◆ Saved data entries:

------------------------------

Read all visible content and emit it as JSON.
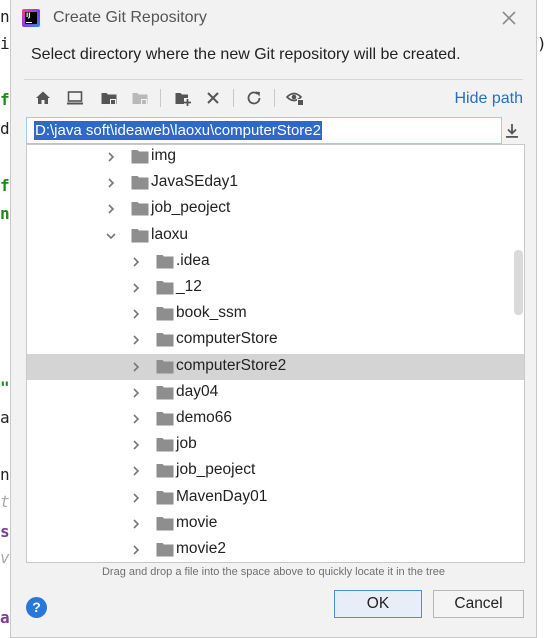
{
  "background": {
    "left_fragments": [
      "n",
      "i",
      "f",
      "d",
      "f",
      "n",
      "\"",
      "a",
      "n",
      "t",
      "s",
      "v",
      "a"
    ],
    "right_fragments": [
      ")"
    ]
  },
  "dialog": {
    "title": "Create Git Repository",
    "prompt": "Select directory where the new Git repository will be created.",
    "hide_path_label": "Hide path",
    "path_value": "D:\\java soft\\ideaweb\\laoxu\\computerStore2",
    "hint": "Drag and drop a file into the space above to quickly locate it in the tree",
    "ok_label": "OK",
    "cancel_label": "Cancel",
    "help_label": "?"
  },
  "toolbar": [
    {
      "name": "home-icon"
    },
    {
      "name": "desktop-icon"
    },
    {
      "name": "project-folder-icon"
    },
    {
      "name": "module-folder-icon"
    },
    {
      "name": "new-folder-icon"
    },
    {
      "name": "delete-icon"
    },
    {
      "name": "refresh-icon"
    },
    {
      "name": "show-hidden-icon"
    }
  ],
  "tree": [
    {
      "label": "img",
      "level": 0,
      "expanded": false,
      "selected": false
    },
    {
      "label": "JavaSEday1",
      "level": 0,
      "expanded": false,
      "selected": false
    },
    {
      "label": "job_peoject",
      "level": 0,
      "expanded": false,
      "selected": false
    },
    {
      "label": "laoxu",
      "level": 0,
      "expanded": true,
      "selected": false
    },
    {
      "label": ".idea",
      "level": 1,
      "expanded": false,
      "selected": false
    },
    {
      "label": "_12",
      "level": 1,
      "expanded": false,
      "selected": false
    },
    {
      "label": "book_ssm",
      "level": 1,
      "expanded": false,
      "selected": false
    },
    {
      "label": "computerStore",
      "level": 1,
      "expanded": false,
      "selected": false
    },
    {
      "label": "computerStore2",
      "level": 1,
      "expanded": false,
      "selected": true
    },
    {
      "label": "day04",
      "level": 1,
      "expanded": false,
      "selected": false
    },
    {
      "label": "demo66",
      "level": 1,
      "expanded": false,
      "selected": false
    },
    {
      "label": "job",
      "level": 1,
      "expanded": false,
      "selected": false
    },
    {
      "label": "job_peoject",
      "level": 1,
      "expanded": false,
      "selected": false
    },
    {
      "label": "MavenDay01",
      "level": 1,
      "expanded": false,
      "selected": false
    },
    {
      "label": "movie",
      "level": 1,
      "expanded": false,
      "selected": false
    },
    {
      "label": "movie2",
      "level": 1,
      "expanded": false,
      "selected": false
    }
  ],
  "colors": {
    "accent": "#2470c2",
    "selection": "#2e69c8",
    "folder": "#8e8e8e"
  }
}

------------------------------

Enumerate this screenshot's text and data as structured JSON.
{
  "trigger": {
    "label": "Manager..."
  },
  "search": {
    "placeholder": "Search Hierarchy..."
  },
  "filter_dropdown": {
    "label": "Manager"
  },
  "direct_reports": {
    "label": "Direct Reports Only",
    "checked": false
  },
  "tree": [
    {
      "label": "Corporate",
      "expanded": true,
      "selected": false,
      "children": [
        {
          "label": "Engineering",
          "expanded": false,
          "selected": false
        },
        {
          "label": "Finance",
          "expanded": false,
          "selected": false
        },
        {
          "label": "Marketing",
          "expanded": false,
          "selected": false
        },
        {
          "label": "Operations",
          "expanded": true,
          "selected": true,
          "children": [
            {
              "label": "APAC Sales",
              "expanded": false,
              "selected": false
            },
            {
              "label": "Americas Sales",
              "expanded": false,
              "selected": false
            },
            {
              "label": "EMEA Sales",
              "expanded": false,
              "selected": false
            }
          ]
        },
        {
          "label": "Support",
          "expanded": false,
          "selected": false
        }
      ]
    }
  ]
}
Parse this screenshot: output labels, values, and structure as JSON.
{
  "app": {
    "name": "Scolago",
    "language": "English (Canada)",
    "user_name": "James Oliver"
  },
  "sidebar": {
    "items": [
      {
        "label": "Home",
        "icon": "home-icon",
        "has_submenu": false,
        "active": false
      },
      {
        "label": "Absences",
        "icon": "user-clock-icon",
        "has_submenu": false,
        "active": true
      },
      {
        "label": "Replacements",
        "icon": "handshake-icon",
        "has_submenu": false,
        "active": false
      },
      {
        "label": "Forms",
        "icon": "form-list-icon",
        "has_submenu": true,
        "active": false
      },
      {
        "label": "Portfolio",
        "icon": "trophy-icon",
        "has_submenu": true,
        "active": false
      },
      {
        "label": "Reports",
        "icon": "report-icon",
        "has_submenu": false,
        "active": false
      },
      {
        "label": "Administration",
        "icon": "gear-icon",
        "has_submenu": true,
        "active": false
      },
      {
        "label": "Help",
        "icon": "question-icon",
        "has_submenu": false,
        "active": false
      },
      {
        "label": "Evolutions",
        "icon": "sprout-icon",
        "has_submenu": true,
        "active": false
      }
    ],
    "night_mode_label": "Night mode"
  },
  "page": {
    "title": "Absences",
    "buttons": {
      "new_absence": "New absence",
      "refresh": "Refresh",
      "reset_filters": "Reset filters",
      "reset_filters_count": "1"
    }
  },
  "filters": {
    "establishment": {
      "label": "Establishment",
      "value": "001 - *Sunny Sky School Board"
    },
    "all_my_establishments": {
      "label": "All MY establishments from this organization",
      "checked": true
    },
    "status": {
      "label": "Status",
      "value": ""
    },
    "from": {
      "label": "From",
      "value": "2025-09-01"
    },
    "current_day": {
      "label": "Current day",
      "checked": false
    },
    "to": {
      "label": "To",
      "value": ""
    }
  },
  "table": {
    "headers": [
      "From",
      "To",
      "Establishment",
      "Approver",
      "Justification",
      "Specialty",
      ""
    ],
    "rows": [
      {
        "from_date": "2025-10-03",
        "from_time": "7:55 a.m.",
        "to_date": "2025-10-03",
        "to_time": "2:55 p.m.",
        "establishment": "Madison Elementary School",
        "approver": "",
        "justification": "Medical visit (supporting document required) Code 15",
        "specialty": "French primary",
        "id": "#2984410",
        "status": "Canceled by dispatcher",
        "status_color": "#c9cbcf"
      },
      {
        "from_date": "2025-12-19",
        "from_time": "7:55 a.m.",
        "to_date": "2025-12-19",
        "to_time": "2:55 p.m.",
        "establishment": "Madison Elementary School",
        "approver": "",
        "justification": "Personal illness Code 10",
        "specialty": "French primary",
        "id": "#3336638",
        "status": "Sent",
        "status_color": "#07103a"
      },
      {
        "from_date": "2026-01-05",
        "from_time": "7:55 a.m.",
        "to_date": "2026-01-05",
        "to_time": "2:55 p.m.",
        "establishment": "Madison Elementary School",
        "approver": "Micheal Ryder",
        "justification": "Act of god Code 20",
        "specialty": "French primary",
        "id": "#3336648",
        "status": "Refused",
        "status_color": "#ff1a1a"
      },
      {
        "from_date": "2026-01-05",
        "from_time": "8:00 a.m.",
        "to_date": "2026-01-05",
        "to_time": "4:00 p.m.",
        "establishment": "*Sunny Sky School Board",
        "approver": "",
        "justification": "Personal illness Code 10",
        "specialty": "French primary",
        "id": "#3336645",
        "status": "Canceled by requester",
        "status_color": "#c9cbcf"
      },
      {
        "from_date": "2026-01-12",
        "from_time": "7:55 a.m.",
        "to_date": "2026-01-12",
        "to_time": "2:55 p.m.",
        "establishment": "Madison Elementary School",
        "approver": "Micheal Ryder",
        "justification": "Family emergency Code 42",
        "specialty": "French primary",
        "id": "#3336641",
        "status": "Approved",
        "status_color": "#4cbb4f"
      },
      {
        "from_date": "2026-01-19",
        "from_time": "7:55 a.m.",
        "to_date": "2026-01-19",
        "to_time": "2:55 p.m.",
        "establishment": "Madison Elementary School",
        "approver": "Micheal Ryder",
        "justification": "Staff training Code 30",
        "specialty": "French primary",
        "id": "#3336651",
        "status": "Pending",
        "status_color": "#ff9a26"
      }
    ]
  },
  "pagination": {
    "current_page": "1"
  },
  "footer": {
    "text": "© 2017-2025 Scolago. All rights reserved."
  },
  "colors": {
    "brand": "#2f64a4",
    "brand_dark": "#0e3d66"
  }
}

------------------------------

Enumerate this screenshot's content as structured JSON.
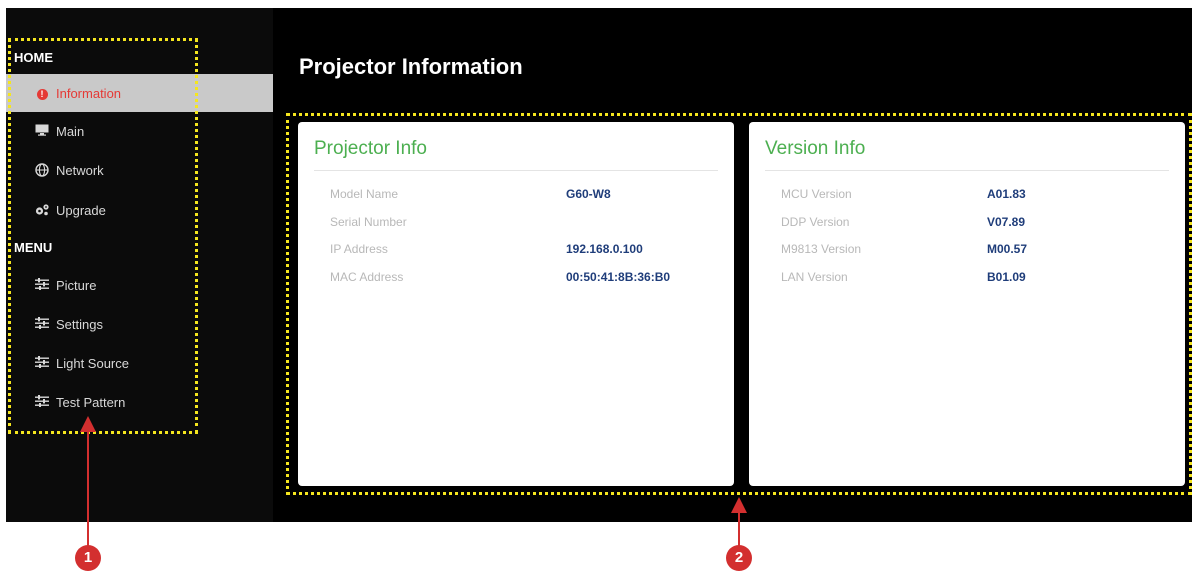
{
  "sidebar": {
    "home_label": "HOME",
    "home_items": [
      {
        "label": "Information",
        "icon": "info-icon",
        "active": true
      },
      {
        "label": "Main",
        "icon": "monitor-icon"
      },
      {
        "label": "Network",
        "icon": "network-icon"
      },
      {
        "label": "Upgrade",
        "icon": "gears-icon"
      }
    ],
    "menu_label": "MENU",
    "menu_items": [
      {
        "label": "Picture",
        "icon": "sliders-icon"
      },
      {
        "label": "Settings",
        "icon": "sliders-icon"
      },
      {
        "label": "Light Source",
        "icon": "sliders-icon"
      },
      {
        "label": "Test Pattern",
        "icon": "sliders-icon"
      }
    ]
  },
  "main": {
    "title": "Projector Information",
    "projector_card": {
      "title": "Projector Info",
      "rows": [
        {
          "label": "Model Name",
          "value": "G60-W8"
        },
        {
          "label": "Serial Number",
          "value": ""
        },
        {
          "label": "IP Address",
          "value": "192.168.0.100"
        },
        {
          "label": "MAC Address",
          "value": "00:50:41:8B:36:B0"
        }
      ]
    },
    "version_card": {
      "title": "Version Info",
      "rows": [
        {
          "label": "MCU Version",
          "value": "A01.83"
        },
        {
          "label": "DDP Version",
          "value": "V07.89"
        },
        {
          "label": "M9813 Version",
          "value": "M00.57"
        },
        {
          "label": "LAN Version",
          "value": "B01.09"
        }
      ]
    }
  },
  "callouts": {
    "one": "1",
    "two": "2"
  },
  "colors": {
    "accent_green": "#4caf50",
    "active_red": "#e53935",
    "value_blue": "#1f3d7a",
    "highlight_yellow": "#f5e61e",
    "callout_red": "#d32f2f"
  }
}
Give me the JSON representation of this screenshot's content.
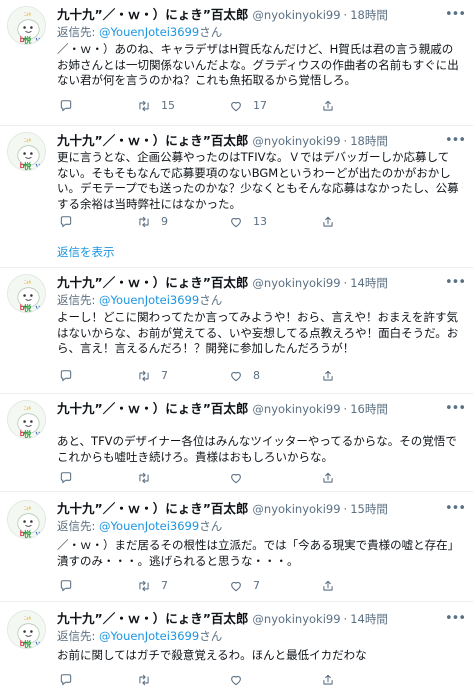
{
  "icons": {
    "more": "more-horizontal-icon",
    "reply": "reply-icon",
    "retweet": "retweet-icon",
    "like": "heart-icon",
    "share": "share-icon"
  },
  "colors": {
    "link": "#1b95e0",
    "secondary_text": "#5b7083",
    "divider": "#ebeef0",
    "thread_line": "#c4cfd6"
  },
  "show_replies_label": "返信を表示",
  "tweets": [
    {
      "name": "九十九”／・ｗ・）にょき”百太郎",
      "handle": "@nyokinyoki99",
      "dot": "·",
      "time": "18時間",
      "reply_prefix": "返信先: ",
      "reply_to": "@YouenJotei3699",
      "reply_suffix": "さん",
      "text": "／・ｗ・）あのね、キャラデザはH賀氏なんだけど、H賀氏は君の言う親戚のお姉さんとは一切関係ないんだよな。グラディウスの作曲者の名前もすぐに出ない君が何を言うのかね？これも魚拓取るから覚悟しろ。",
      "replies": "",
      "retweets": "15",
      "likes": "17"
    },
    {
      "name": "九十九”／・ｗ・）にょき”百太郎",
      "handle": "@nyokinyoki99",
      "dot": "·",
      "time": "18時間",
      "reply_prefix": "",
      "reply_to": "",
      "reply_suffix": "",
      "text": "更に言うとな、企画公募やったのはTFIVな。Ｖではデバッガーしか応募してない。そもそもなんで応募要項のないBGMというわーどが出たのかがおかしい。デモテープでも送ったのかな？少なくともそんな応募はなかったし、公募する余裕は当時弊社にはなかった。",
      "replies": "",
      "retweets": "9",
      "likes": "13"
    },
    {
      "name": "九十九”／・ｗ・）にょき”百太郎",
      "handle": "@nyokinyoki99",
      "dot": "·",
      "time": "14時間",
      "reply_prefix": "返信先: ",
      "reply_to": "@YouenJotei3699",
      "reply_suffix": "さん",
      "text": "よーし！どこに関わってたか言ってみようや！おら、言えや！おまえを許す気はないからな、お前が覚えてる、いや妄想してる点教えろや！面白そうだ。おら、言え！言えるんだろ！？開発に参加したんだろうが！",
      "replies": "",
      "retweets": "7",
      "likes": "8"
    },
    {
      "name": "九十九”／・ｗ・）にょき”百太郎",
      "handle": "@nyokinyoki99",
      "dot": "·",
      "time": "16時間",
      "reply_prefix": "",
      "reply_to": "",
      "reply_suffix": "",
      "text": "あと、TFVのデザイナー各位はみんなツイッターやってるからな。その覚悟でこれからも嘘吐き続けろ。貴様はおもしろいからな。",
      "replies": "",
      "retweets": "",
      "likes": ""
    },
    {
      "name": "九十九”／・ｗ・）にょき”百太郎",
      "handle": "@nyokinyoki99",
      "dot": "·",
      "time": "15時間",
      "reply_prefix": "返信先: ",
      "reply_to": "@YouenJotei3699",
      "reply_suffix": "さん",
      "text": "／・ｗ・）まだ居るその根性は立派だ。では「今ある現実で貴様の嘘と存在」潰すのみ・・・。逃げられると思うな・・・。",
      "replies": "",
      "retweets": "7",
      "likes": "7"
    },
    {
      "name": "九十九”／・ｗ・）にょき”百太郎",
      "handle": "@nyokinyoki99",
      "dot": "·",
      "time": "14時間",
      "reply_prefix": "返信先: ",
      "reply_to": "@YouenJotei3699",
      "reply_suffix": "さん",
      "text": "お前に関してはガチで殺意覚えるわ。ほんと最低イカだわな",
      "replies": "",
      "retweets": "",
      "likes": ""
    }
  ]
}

------------------------------

Identify every line above that includes the word "this", and show those lines.

Enumerate this screenshot's text and data as structured JSON.
Parse this screenshot: output labels, values, and structure as JSON.
      "label": "All MY establishments from this organization",
Enumerate this screenshot's content as structured JSON.
Give me the JSON representation of this screenshot's content.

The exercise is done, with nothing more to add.